··· Data excerpts ···

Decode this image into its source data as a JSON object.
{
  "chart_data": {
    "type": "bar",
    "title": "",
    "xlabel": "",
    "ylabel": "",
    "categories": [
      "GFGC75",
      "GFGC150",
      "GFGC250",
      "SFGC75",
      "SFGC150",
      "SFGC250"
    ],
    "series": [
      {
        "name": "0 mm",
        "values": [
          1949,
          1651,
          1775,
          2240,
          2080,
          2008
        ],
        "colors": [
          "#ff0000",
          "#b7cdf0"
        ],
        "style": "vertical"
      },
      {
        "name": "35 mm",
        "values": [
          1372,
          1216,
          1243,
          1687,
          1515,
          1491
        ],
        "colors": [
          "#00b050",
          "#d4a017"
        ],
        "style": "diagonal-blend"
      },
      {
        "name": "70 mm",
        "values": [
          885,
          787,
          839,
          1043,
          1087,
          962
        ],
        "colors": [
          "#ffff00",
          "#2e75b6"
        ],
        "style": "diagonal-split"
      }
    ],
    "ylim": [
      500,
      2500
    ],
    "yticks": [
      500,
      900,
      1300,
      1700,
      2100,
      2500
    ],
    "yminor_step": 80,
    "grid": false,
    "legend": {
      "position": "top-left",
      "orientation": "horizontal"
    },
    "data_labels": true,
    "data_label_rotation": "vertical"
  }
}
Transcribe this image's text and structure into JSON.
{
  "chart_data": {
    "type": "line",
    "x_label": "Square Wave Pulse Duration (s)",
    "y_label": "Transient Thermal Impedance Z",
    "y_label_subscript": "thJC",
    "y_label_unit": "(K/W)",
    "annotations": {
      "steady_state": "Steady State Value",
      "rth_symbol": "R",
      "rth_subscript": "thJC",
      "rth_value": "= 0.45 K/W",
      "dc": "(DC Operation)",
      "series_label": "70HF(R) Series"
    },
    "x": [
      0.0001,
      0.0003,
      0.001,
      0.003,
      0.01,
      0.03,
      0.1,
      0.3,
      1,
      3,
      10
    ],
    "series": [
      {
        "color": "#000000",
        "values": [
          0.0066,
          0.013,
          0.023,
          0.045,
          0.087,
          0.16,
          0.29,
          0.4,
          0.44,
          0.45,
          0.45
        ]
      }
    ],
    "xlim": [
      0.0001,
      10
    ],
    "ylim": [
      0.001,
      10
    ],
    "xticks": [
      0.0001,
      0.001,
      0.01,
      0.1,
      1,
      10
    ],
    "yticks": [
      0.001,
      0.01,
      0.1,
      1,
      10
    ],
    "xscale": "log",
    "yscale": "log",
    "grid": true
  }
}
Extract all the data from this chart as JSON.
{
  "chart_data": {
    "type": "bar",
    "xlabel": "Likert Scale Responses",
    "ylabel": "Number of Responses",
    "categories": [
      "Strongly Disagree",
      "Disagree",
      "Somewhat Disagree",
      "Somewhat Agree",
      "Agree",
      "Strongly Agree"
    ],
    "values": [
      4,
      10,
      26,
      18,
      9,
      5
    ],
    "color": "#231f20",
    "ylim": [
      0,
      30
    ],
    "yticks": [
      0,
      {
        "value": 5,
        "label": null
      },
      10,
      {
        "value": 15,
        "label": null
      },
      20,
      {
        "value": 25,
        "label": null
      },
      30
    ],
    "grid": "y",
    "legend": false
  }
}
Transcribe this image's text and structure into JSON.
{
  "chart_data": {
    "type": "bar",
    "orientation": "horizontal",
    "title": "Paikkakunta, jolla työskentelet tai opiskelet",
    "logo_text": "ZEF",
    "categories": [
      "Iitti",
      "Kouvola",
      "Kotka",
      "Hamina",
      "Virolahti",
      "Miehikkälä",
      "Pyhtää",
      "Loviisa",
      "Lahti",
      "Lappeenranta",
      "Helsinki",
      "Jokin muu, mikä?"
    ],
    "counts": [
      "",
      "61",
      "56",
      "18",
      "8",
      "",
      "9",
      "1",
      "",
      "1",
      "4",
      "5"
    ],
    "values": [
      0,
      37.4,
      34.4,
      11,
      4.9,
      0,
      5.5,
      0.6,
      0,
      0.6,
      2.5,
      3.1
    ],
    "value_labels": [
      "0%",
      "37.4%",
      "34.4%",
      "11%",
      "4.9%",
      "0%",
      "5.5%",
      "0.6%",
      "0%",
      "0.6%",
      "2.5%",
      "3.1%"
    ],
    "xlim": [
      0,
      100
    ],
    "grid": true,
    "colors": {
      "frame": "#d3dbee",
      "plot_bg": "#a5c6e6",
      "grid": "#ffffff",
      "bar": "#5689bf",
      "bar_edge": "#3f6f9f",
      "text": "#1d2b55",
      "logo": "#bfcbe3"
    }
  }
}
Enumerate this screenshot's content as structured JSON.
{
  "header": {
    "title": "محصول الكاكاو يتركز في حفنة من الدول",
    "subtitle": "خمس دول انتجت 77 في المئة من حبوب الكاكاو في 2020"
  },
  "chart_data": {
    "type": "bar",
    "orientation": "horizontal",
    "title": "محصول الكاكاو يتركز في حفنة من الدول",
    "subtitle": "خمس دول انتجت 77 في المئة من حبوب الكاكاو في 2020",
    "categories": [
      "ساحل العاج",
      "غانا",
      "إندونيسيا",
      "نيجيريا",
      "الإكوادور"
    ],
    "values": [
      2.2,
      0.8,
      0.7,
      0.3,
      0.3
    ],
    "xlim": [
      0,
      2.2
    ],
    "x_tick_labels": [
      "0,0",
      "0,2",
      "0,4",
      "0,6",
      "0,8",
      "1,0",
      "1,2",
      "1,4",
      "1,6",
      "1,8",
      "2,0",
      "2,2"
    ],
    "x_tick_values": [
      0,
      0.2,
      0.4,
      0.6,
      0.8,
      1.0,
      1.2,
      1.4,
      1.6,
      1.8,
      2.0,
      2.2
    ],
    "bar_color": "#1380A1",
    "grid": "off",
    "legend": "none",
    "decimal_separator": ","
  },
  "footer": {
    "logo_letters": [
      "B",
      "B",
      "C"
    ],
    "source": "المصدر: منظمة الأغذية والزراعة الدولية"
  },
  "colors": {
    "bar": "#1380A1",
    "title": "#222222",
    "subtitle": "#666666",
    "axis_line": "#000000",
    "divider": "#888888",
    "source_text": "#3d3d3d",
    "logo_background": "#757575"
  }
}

···

#### What the exercise asks:
Across the entries above, how many lines contain "diagonal"? Provide only the count.

#### Worked solution:
2